--- Begin ---
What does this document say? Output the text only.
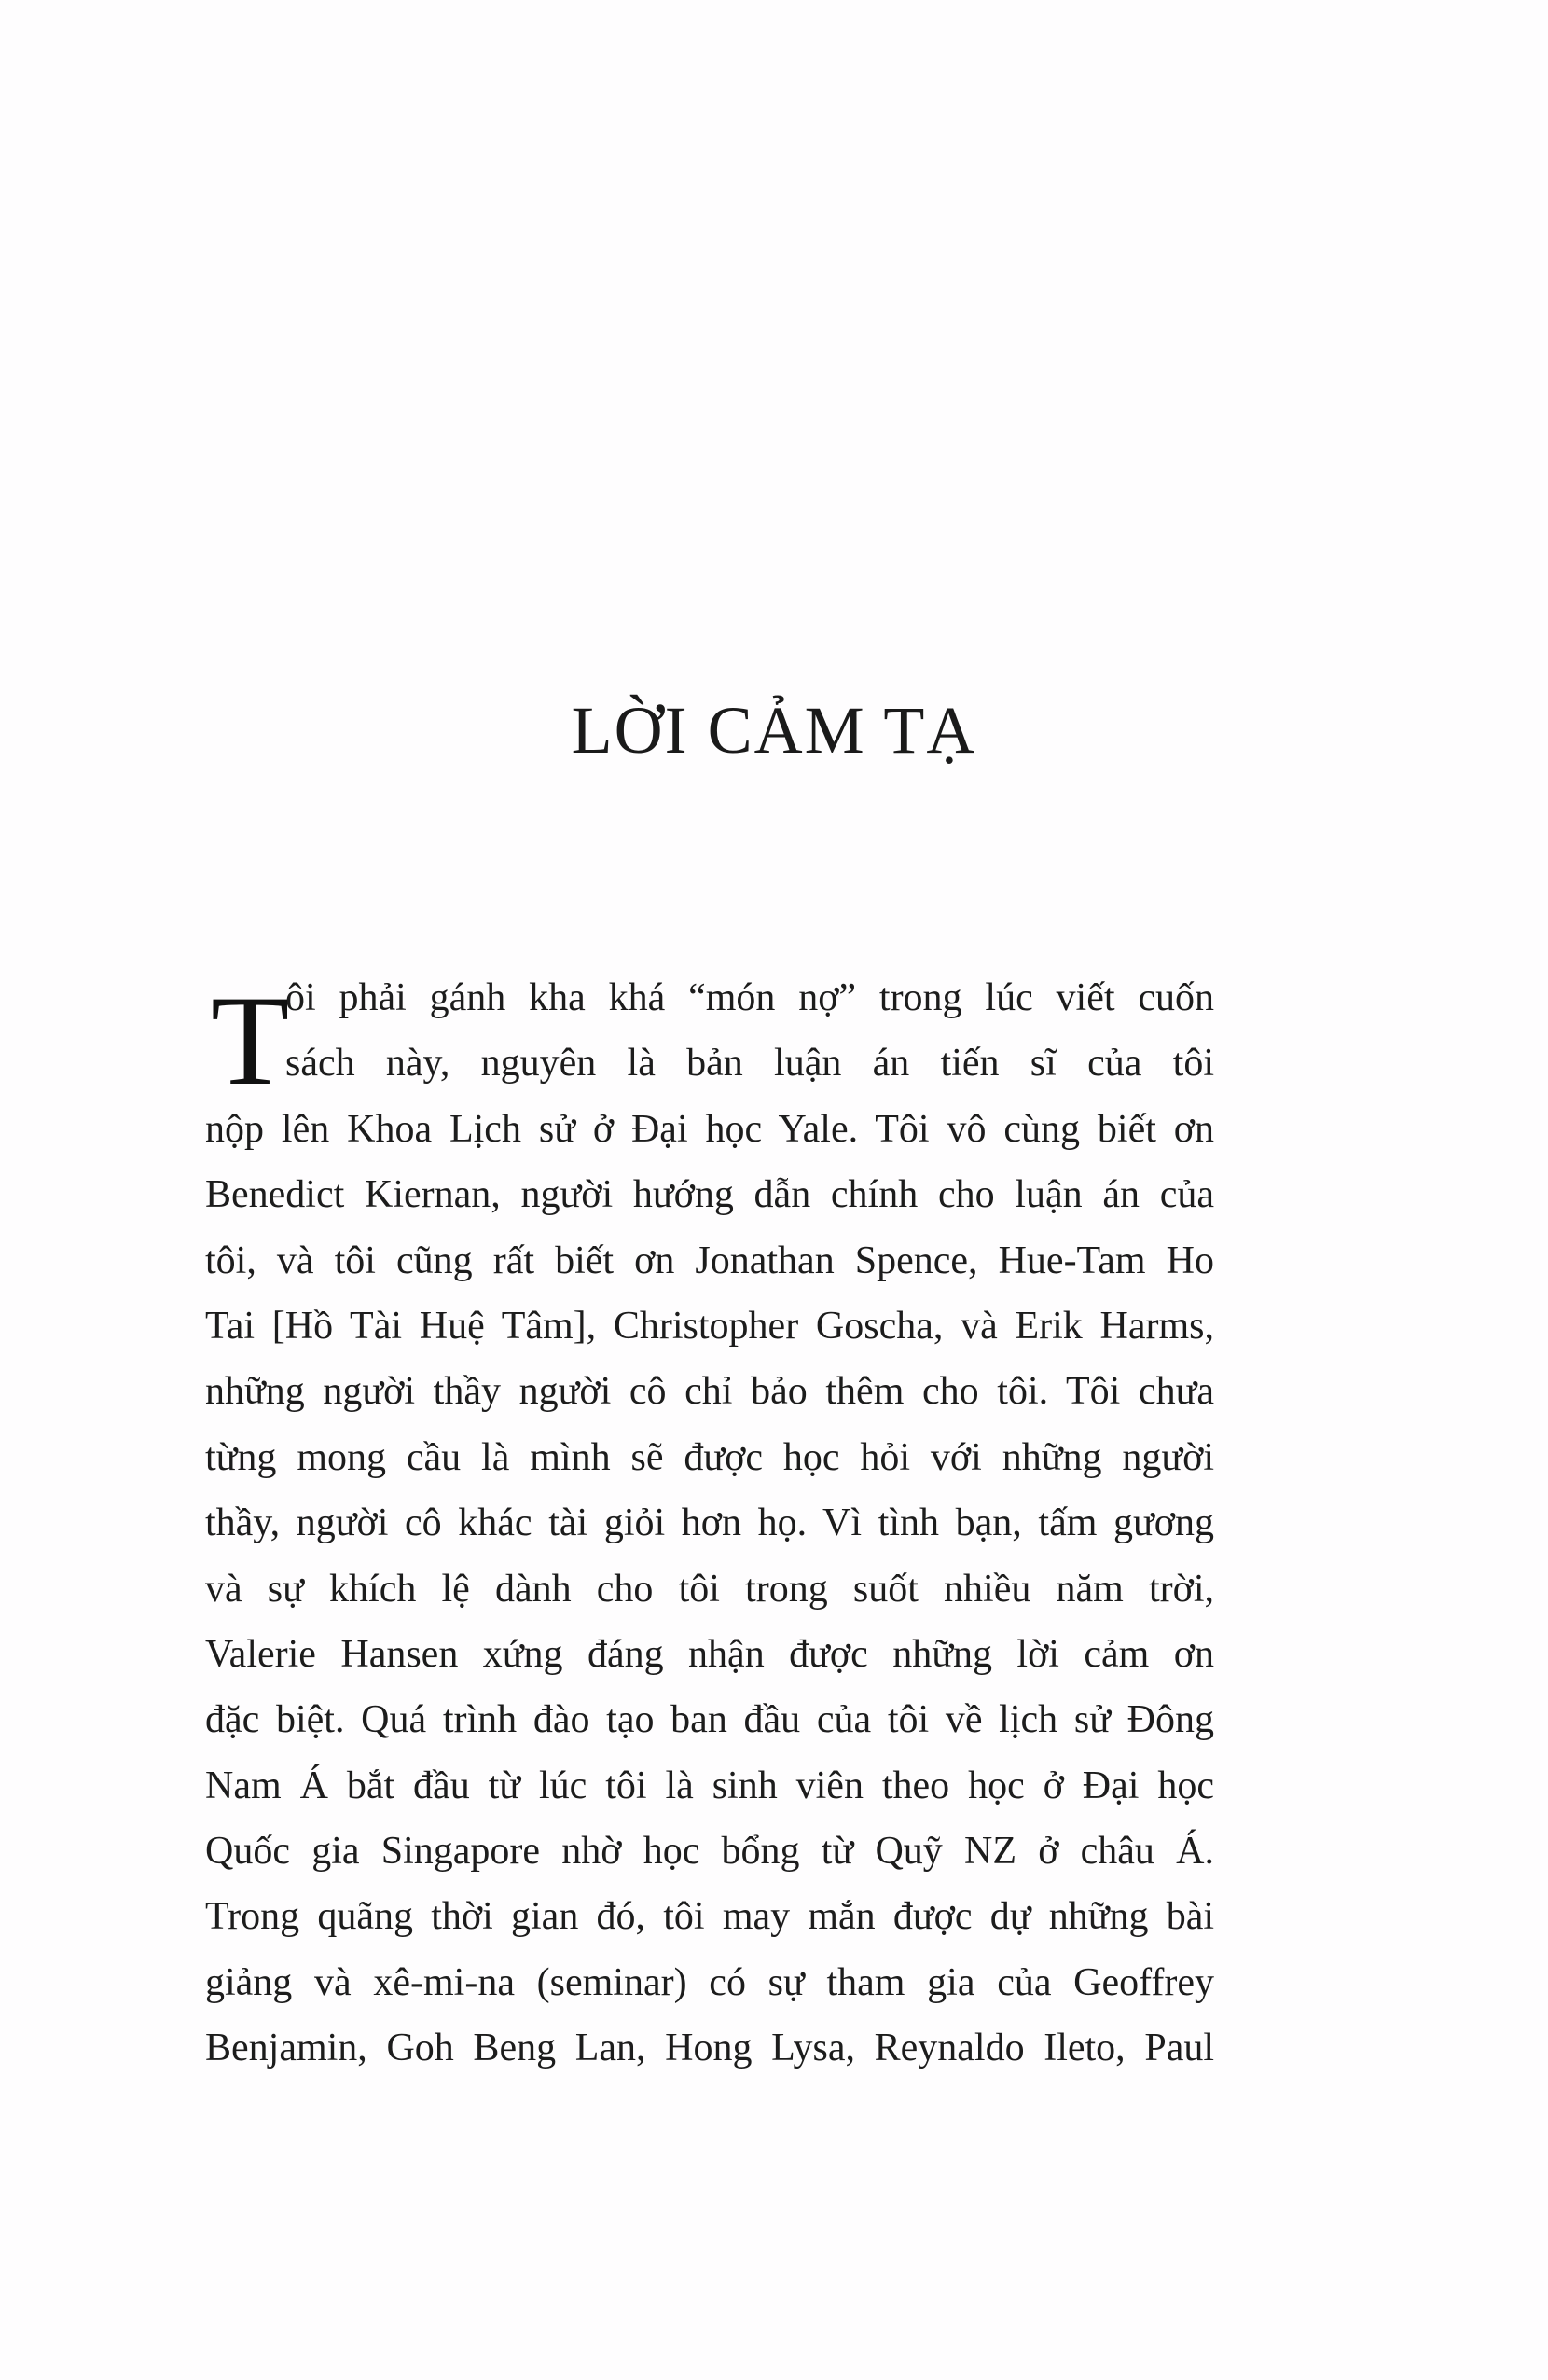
LỜI CẢM TẠ
T
ôi phải gánh kha khá “món nợ” trong lúc viết cuốn
sách này, nguyên là bản luận án tiến sĩ của tôi
nộp lên Khoa Lịch sử ở Đại học Yale. Tôi vô cùng biết ơn
Benedict Kiernan, người hướng dẫn chính cho luận án của
tôi, và tôi cũng rất biết ơn Jonathan Spence, Hue-Tam Ho
Tai [Hồ Tài Huệ Tâm], Christopher Goscha, và Erik Harms,
những người thầy người cô chỉ bảo thêm cho tôi. Tôi chưa
từng mong cầu là mình sẽ được học hỏi với những người
thầy, người cô khác tài giỏi hơn họ. Vì tình bạn, tấm gương
và sự khích lệ dành cho tôi trong suốt nhiều năm trời,
Valerie Hansen xứng đáng nhận được những lời cảm ơn
đặc biệt. Quá trình đào tạo ban đầu của tôi về lịch sử Đông
Nam Á bắt đầu từ lúc tôi là sinh viên theo học ở Đại học
Quốc gia Singapore nhờ học bổng từ Quỹ NZ ở châu Á.
Trong quãng thời gian đó, tôi may mắn được dự những bài
giảng và xê-mi-na (seminar) có sự tham gia của Geoffrey
Benjamin, Goh Beng Lan, Hong Lysa, Reynaldo Ileto, Paul
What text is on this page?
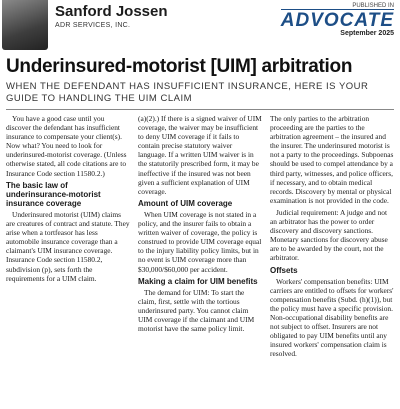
Sanford Jossen
ADR SERVICES, INC.
PUBLISHED IN
ADVOCATE
September 2025
Underinsured-motorist [UIM] arbitration
WHEN THE DEFENDANT HAS INSUFFICIENT INSURANCE, HERE IS YOUR GUIDE TO HANDLING THE UIM CLAIM

You have a good case until you discover the defendant has insufficient insurance to compensate your client(s). Now what? You need to look for underinsured-motorist coverage. (Unless otherwise stated, all code citations are to Insurance Code section 11580.2.)

The basic law of underinsurance-motorist insurance coverage

Underinsured motorist (UIM) claims are creatures of contract and statute. They arise when a tortfeasor has less automobile insurance coverage than a claimant's UIM insurance coverage. Insurance Code section 11580.2, subdivision (p), sets forth the requirements for a UIM claim.

(a)(2).) If there is a signed waiver of UIM coverage, the waiver may be insufficient to deny UIM coverage if it fails to contain precise statutory waiver language. If a written UIM waiver is in the statutorily prescribed form, it may be ineffective if the insured was not been given a sufficient explanation of UIM coverage.

Amount of UIM coverage

When UIM coverage is not stated in a policy, and the insurer fails to obtain a written waiver of coverage, the policy is construed to provide UIM coverage equal to the injury liability policy limits, but in no event is UIM coverage more than $30,000/$60,000 per accident.

Making a claim for UIM benefits

The demand for UIM: To start the claim, first, settle with the tortious underinsured party. You cannot claim UIM coverage if the claimant and UIM motorist have the same policy limit.

The only parties to the arbitration proceeding are the parties to the arbitration agreement – the insured and the insurer. The underinsured motorist is not a party to the proceedings. Subpoenas should be used to compel attendance by a third party, witnesses, and police officers, if necessary, and to obtain medical records. Discovery by mental or physical examination is not provided in the code.

Judicial requirement: A judge and not an arbitrator has the power to order discovery and discovery sanctions. Monetary sanctions for discovery abuse are to be awarded by the court, not the arbitrator.

Offsets

Workers' compensation benefits: UIM carriers are entitled to offsets for workers' compensation benefits (Subd. (h)(1)), but the policy must have a specific provision. Non-occupational disability benefits are not subject to offset. Insurers are not obligated to pay UIM benefits until any insured workers' compensation claim is resolved.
--- End ---
— WHAT TO PRODUCE —
Report only the count of lines that include the string "luận".

— FULL SOLUTION —
2